(Stored data entries)
■ ■ ■ ■

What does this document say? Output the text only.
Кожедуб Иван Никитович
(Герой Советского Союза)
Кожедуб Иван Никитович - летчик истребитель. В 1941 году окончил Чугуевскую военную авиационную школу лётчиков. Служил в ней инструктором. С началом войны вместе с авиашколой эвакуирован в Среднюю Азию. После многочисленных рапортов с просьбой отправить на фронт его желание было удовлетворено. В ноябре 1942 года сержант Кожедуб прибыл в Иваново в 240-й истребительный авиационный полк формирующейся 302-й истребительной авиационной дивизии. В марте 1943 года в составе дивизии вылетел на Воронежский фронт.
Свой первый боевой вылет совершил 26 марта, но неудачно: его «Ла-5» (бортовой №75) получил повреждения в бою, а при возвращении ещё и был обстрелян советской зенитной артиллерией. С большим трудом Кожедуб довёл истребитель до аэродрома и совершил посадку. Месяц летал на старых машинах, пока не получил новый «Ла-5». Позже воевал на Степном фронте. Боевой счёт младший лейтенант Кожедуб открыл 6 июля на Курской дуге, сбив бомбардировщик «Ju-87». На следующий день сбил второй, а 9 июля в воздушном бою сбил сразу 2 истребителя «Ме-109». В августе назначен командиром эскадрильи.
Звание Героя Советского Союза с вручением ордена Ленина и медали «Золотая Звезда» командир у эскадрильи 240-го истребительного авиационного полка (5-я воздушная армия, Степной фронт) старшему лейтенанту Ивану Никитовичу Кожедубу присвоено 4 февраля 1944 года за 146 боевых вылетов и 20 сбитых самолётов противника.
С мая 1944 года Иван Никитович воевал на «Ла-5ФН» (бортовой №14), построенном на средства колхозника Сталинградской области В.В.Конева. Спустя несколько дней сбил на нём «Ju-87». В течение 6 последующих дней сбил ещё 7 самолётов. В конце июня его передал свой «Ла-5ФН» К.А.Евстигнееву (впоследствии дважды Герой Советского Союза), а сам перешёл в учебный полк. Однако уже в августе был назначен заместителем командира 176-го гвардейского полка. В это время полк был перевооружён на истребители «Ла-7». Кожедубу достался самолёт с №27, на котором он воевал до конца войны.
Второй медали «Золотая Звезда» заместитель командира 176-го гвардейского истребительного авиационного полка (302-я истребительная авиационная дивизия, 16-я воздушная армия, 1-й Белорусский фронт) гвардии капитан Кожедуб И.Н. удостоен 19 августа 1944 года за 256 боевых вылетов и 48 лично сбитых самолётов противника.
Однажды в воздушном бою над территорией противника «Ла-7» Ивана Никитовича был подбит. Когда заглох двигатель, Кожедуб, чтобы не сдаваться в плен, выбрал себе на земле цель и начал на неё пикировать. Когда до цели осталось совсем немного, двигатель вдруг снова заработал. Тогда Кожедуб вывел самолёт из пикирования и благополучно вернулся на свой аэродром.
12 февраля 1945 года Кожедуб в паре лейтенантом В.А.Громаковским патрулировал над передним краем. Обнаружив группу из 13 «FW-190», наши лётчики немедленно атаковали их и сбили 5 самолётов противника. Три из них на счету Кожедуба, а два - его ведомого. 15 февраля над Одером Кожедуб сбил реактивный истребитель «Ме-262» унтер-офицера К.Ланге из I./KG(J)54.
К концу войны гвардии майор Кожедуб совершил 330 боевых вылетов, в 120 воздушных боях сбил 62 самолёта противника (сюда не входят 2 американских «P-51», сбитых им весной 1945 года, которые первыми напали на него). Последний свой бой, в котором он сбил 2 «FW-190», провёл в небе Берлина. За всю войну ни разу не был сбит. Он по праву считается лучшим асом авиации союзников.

■ ■ ■ ■

Every record above should be output exactly.

COMPLETE OUTPUT ->
What does this document say? Output the text only.
Кожедуб Иван Никитович
(Герой Советского Союза)
Кожедуб Иван Никитович - летчик истребитель. В 1941 году окончил Чугуевскую военную авиационную школу лётчиков. Служил в ней инструктором. С началом войны вместе с авиашколой эвакуирован в Среднюю Азию. После многочисленных рапортов с просьбой отправить на фронт его желание было удовлетворено. В ноябре 1942 года сержант Кожедуб прибыл в Иваново в 240-й истребительный авиационный полк формирующейся 302-й истребительной авиационной дивизии. В марте 1943 года в составе дивизии вылетел на Воронежский фронт.
Свой первый боевой вылет совершил 26 марта, но неудачно: его «Ла-5» (бортовой №75) получил повреждения в бою, а при возвращении ещё и был обстрелян советской зенитной артиллерией. С большим трудом Кожедуб довёл истребитель до аэродрома и совершил посадку. Месяц летал на старых машинах, пока не получил новый «Ла-5». Позже воевал на Степном фронте. Боевой счёт младший лейтенант Кожедуб открыл 6 июля на Курской дуге, сбив бомбардировщик «Ju-87». На следующий день сбил второй, а 9 июля в воздушном бою сбил сразу 2 истребителя «Ме-109». В августе назначен командиром эскадрильи.
Звание Героя Советского Союза с вручением ордена Ленина и медали «Золотая Звезда» командир у эскадрильи 240-го истребительного авиационного полка (5-я воздушная армия, Степной фронт) старшему лейтенанту Ивану Никитовичу Кожедубу присвоено 4 февраля 1944 года за 146 боевых вылетов и 20 сбитых самолётов противника.
С мая 1944 года Иван Никитович воевал на «Ла-5ФН» (бортовой №14), построенном на средства колхозника Сталинградской области В.В.Конева. Спустя несколько дней сбил на нём «Ju-87». В течение 6 последующих дней сбил ещё 7 самолётов. В конце июня его передал свой «Ла-5ФН» К.А.Евстигнееву (впоследствии дважды Герой Советского Союза), а сам перешёл в учебный полк. Однако уже в августе был назначен заместителем командира 176-го гвардейского полка. В это время полк был перевооружён на истребители «Ла-7». Кожедубу достался самолёт с №27, на котором он воевал до конца войны.
Второй медали «Золотая Звезда» заместитель командира 176-го гвардейского истребительного авиационного полка (302-я истребительная авиационная дивизия, 16-я воздушная армия, 1-й Белорусский фронт) гвардии капитан Кожедуб И.Н. удостоен 19 августа 1944 года за 256 боевых вылетов и 48 лично сбитых самолётов противника.
Однажды в воздушном бою над территорией противника «Ла-7» Ивана Никитовича был подбит. Когда заглох двигатель, Кожедуб, чтобы не сдаваться в плен, выбрал себе на земле цель и начал на неё пикировать. Когда до цели осталось совсем немного, двигатель вдруг снова заработал. Тогда Кожедуб вывел самолёт из пикирования и благополучно вернулся на свой аэродром.
12 февраля 1945 года Кожедуб в паре лейтенантом В.А.Громаковским патрулировал над передним краем. Обнаружив группу из 13 «FW-190», наши лётчики немедленно атаковали их и сбили 5 самолётов противника. Три из них на счету Кожедуба, а два - его ведомого. 15 февраля над Одером Кожедуб сбил реактивный истребитель «Ме-262» унтер-офицера К.Ланге из I./KG(J)54.
К концу войны гвардии майор Кожедуб совершил 330 боевых вылетов, в 120 воздушных боях сбил 62 самолёта противника (сюда не входят 2 американских «P-51», сбитых им весной 1945 года, которые первыми напали на него). Последний свой бой, в котором он сбил 2 «FW-190», провёл в небе Берлина. За всю войну ни разу не был сбит. Он по праву считается лучшим асом авиации союзников.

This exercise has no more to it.